* [Supplied data]
□ □ □ □ □ □ □

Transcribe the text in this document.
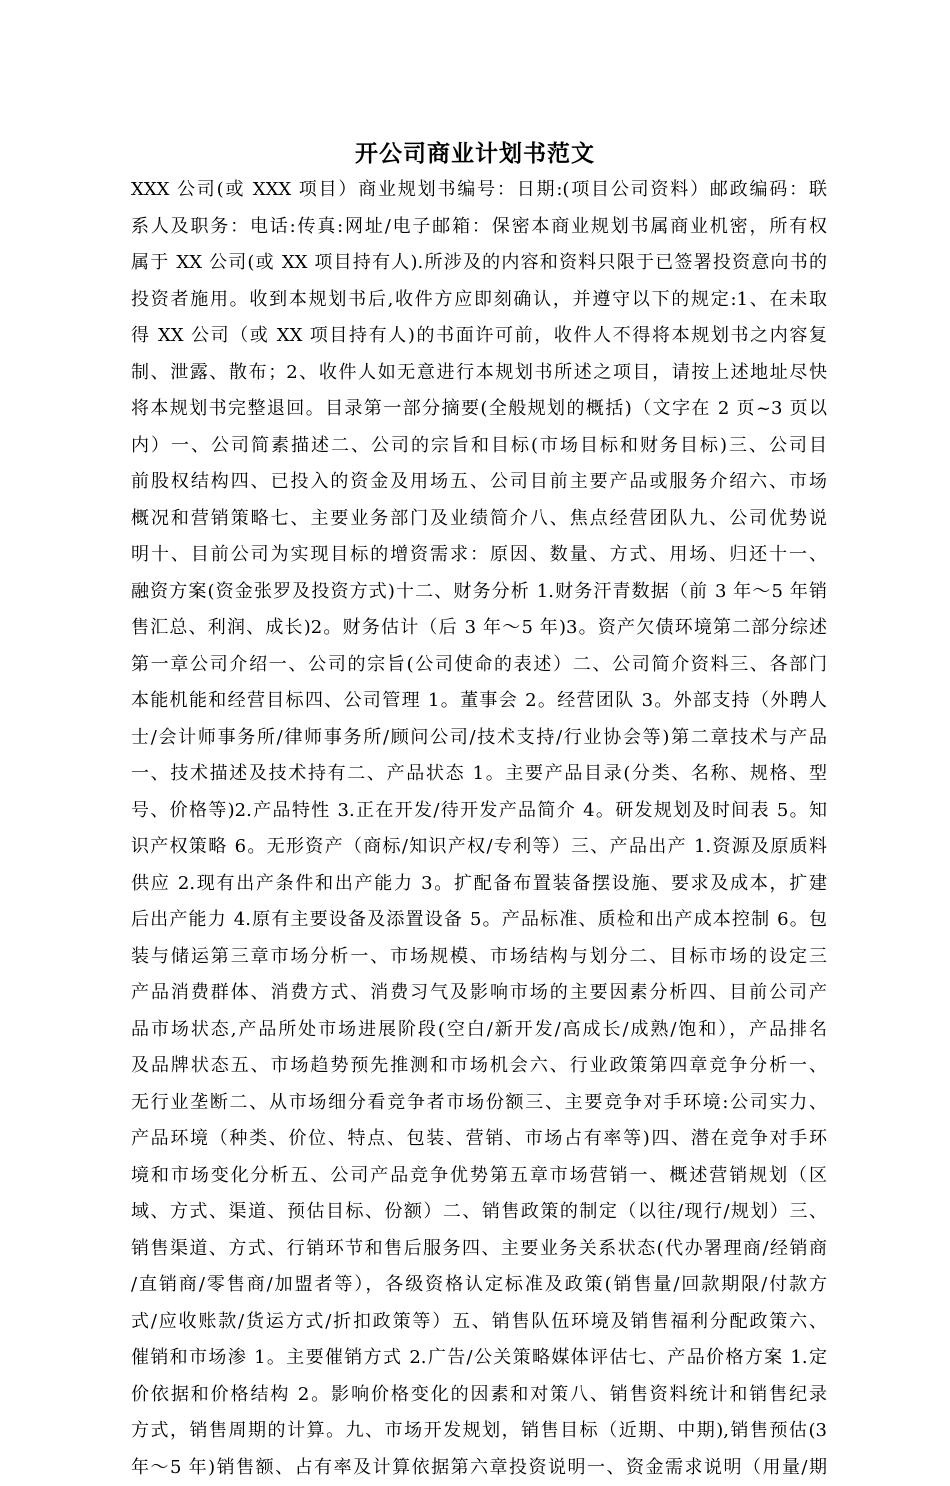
开公司商业计划书范文
XXX 公司(或 XXX 项目）商业规划书编号：日期:(项目公司资料）邮政编码：联
系人及职务：电话:传真:网址/电子邮箱：保密本商业规划书属商业机密，所有权
属于 XX 公司(或 XX 项目持有人).所涉及的内容和资料只限于已签署投资意向书的
投资者施用。收到本规划书后,收件方应即刻确认，并遵守以下的规定:1、在未取
得 XX 公司（或 XX 项目持有人)的书面许可前，收件人不得将本规划书之内容复
制、泄露、散布；2、收件人如无意进行本规划书所述之项目，请按上述地址尽快
将本规划书完整退回。目录第一部分摘要(全般规划的概括)（文字在 2 页~3 页以
内）一、公司简素描述二、公司的宗旨和目标(市场目标和财务目标)三、公司目
前股权结构四、已投入的资金及用场五、公司目前主要产品或服务介绍六、市场
概况和营销策略七、主要业务部门及业绩简介八、焦点经营团队九、公司优势说
明十、目前公司为实现目标的增资需求：原因、数量、方式、用场、归还十一、
融资方案(资金张罗及投资方式)十二、财务分析 1.财务汗青数据（前 3 年～5 年销
售汇总、利润、成长)2。财务估计（后 3 年～5 年)3。资产欠债环境第二部分综述
第一章公司介绍一、公司的宗旨(公司使命的表述）二、公司简介资料三、各部门
本能机能和经营目标四、公司管理 1。董事会 2。经营团队 3。外部支持（外聘人
士/会计师事务所/律师事务所/顾问公司/技术支持/行业协会等)第二章技术与产品
一、技术描述及技术持有二、产品状态 1。主要产品目录(分类、名称、规格、型
号、价格等)2.产品特性 3.正在开发/待开发产品简介 4。研发规划及时间表 5。知
识产权策略 6。无形资产（商标/知识产权/专利等）三、产品出产 1.资源及原质料
供应 2.现有出产条件和出产能力 3。扩配备布置装备摆设施、要求及成本，扩建
后出产能力 4.原有主要设备及添置设备 5。产品标准、质检和出产成本控制 6。包
装与储运第三章市场分析一、市场规模、市场结构与划分二、目标市场的设定三
产品消费群体、消费方式、消费习气及影响市场的主要因素分析四、目前公司产
品市场状态,产品所处市场进展阶段(空白/新开发/高成长/成熟/饱和），产品排名
及品牌状态五、市场趋势预先推测和市场机会六、行业政策第四章竞争分析一、
无行业垄断二、从市场细分看竞争者市场份额三、主要竞争对手环境:公司实力、
产品环境（种类、价位、特点、包装、营销、市场占有率等)四、潜在竞争对手环
境和市场变化分析五、公司产品竞争优势第五章市场营销一、概述营销规划（区
域、方式、渠道、预估目标、份额）二、销售政策的制定（以往/现行/规划）三、
销售渠道、方式、行销环节和售后服务四、主要业务关系状态(代办署理商/经销商
/直销商/零售商/加盟者等），各级资格认定标准及政策(销售量/回款期限/付款方
式/应收账款/货运方式/折扣政策等）五、销售队伍环境及销售福利分配政策六、
催销和市场渗 1。主要催销方式 2.广告/公关策略媒体评估七、产品价格方案 1.定
价依据和价格结构 2。影响价格变化的因素和对策八、销售资料统计和销售纪录
方式，销售周期的计算。九、市场开发规划，销售目标（近期、中期),销售预估(3
年～5 年)销售额、占有率及计算依据第六章投资说明一、资金需求说明（用量/期
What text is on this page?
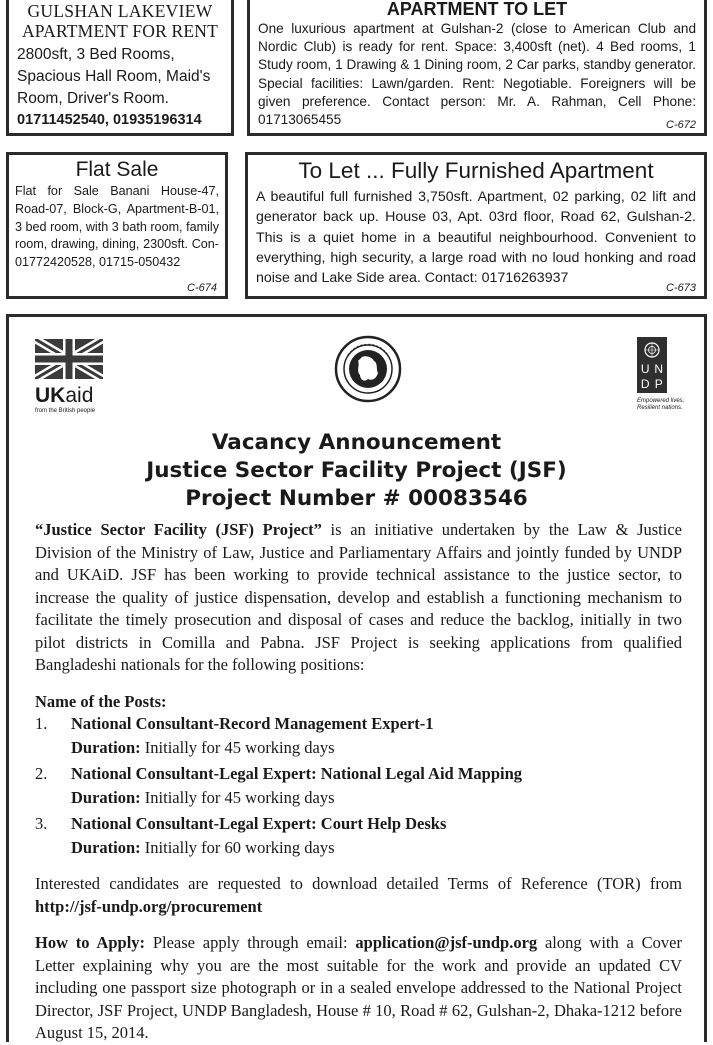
GULSHAN LAKEVIEW
APARTMENT FOR RENT
2800sft, 3 Bed Rooms, Spacious Hall Room, Maid's Room, Driver's Room.
01711452540, 01935196314
APARTMENT TO LET
One luxurious apartment at Gulshan-2 (close to American Club and Nordic Club) is ready for rent. Space: 3,400sft (net). 4 Bed rooms, 1 Study room, 1 Drawing & 1 Dining room, 2 Car parks, standby generator. Special facilities: Lawn/garden. Rent: Negotiable. Foreigners will be given preference. Contact person: Mr. A. Rahman, Cell Phone: 01713065455	C-672
Flat Sale
Flat for Sale Banani House-47, Road-07, Block-G, Apartment-B-01, 3 bed room, with 3 bath room, family room, drawing, dining, 2300sft. Con- 01772420528, 01715-050432
C-674
To Let ... Fully Furnished Apartment
A beautiful full furnished 3,750sft. Apartment, 02 parking, 02 lift and generator back up. House 03, Apt. 03rd floor, Road 62, Gulshan-2. This is a quiet home in a beautiful neighbourhood. Convenient to everything, high security, a large road with no loud honking and road noise and Lake Side area. Contact: 01716263937
C-673
UKaid
from the British people
U N
D P
Empowered lives.
Resilient nations.
Vacancy Announcement
Justice Sector Facility Project (JSF)
Project Number # 00083546

“Justice Sector Facility (JSF) Project” is an initiative undertaken by the Law & Justice Division of the Ministry of Law, Justice and Parliamentary Affairs and jointly funded by UNDP and UKAiD. JSF has been working to provide technical assistance to the justice sector, to increase the quality of justice dispensation, develop and establish a functioning mechanism to facilitate the timely prosecution and disposal of cases and reduce the backlog, initially in two pilot districts in Comilla and Pabna. JSF Project is seeking applications from qualified Bangladeshi nationals for the following positions:

Name of the Posts:

1. National Consultant-Record Management Expert-1
Duration: Initially for 45 working days
2. National Consultant-Legal Expert: National Legal Aid Mapping
Duration: Initially for 45 working days
3. National Consultant-Legal Expert: Court Help Desks
Duration: Initially for 60 working days

Interested candidates are requested to download detailed Terms of Reference (TOR) from http://jsf-undp.org/procurement

How to Apply: Please apply through email: application@jsf-undp.org along with a Cover Letter explaining why you are the most suitable for the work and provide an updated CV including one passport size photograph or in a sealed envelope addressed to the National Project Director, JSF Project, UNDP Bangladesh, House # 10, Road # 62, Gulshan-2, Dhaka-1212 before August 15, 2014.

□ □ □ □ □ □ □

Work out how many lines in the entries hold the string "Flat". Your answer should consist solely of that number.

* [Complete response] 2